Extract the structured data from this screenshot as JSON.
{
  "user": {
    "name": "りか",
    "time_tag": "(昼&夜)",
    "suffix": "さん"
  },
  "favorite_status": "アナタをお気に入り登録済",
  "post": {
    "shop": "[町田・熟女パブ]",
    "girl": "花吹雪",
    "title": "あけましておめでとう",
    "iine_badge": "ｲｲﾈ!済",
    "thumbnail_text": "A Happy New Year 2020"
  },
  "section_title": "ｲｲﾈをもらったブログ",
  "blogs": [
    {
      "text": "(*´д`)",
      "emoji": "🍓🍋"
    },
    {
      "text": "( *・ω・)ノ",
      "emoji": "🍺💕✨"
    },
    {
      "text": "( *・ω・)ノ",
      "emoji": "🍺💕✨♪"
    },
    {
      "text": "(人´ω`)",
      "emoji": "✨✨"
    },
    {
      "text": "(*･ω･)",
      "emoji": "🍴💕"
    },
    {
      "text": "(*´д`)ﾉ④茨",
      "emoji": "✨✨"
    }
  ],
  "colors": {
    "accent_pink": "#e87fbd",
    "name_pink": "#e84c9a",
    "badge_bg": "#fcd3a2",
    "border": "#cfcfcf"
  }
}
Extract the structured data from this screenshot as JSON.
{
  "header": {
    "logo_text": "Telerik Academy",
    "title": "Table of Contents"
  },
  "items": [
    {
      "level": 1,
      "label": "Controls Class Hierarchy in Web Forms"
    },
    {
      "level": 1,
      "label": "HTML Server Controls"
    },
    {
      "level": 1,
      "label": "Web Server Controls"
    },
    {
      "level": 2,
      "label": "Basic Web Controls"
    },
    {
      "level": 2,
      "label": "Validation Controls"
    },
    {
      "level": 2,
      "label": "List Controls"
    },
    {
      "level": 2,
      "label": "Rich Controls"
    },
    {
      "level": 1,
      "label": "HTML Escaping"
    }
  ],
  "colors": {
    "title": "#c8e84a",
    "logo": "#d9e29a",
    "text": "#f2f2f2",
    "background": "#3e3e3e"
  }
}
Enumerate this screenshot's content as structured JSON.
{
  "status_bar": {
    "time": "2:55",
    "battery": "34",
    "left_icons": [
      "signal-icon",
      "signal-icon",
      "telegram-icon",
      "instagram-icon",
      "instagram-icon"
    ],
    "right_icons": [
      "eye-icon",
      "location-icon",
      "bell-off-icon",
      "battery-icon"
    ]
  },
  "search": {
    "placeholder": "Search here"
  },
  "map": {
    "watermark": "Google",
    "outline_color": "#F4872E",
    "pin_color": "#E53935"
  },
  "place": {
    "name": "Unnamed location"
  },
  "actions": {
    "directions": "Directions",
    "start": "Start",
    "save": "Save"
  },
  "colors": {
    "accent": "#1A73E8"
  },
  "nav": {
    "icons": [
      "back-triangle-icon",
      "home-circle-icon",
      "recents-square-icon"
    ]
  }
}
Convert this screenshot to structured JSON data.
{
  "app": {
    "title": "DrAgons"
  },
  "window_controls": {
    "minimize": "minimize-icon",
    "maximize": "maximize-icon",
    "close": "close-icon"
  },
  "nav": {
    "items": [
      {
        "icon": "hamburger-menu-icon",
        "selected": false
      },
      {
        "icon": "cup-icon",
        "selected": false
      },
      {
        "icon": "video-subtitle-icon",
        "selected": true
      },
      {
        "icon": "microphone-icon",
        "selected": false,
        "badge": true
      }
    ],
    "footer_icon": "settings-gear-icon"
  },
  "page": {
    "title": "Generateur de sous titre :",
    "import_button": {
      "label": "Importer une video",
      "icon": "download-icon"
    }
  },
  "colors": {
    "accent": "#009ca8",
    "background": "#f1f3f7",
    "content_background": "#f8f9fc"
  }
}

——————————

→ GIVEN INSTRUCTION
Write out the material exactly as given.

→ FINAL RESULT
Extract the structured data from this screenshot as JSON.
{
  "user": {
    "name": "りか",
    "time_tag": "(昼&夜)",
    "suffix": "さん"
  },
  "favorite_status": "アナタをお気に入り登録済",
  "post": {
    "shop": "[町田・熟女パブ]",
    "girl": "花吹雪",
    "title": "あけましておめでとう",
    "iine_badge": "ｲｲﾈ!済",
    "thumbnail_text": "A Happy New Year 2020"
  },
  "section_title": "ｲｲﾈをもらったブログ",
  "blogs": [
    {
      "text": "(*´д`)",
      "emoji": "🍓🍋"
    },
    {
      "text": "( *・ω・)ノ",
      "emoji": "🍺💕✨"
    },
    {
      "text": "( *・ω・)ノ",
      "emoji": "🍺💕✨♪"
    },
    {
      "text": "(人´ω`)",
      "emoji": "✨✨"
    },
    {
      "text": "(*･ω･)",
      "emoji": "🍴💕"
    },
    {
      "text": "(*´д`)ﾉ④茨",
      "emoji": "✨✨"
    }
  ],
  "colors": {
    "accent_pink": "#e87fbd",
    "name_pink": "#e84c9a",
    "badge_bg": "#fcd3a2",
    "border": "#cfcfcf"
  }
}
Extract the structured data from this screenshot as JSON.
{
  "header": {
    "logo_text": "Telerik Academy",
    "title": "Table of Contents"
  },
  "items": [
    {
      "level": 1,
      "label": "Controls Class Hierarchy in Web Forms"
    },
    {
      "level": 1,
      "label": "HTML Server Controls"
    },
    {
      "level": 1,
      "label": "Web Server Controls"
    },
    {
      "level": 2,
      "label": "Basic Web Controls"
    },
    {
      "level": 2,
      "label": "Validation Controls"
    },
    {
      "level": 2,
      "label": "List Controls"
    },
    {
      "level": 2,
      "label": "Rich Controls"
    },
    {
      "level": 1,
      "label": "HTML Escaping"
    }
  ],
  "colors": {
    "title": "#c8e84a",
    "logo": "#d9e29a",
    "text": "#f2f2f2",
    "background": "#3e3e3e"
  }
}
Enumerate this screenshot's content as structured JSON.
{
  "status_bar": {
    "time": "2:55",
    "battery": "34",
    "left_icons": [
      "signal-icon",
      "signal-icon",
      "telegram-icon",
      "instagram-icon",
      "instagram-icon"
    ],
    "right_icons": [
      "eye-icon",
      "location-icon",
      "bell-off-icon",
      "battery-icon"
    ]
  },
  "search": {
    "placeholder": "Search here"
  },
  "map": {
    "watermark": "Google",
    "outline_color": "#F4872E",
    "pin_color": "#E53935"
  },
  "place": {
    "name": "Unnamed location"
  },
  "actions": {
    "directions": "Directions",
    "start": "Start",
    "save": "Save"
  },
  "colors": {
    "accent": "#1A73E8"
  },
  "nav": {
    "icons": [
      "back-triangle-icon",
      "home-circle-icon",
      "recents-square-icon"
    ]
  }
}
Convert this screenshot to structured JSON data.
{
  "app": {
    "title": "DrAgons"
  },
  "window_controls": {
    "minimize": "minimize-icon",
    "maximize": "maximize-icon",
    "close": "close-icon"
  },
  "nav": {
    "items": [
      {
        "icon": "hamburger-menu-icon",
        "selected": false
      },
      {
        "icon": "cup-icon",
        "selected": false
      },
      {
        "icon": "video-subtitle-icon",
        "selected": true
      },
      {
        "icon": "microphone-icon",
        "selected": false,
        "badge": true
      }
    ],
    "footer_icon": "settings-gear-icon"
  },
  "page": {
    "title": "Generateur de sous titre :",
    "import_button": {
      "label": "Importer une video",
      "icon": "download-icon"
    }
  },
  "colors": {
    "accent": "#009ca8",
    "background": "#f1f3f7",
    "content_background": "#f8f9fc"
  }
}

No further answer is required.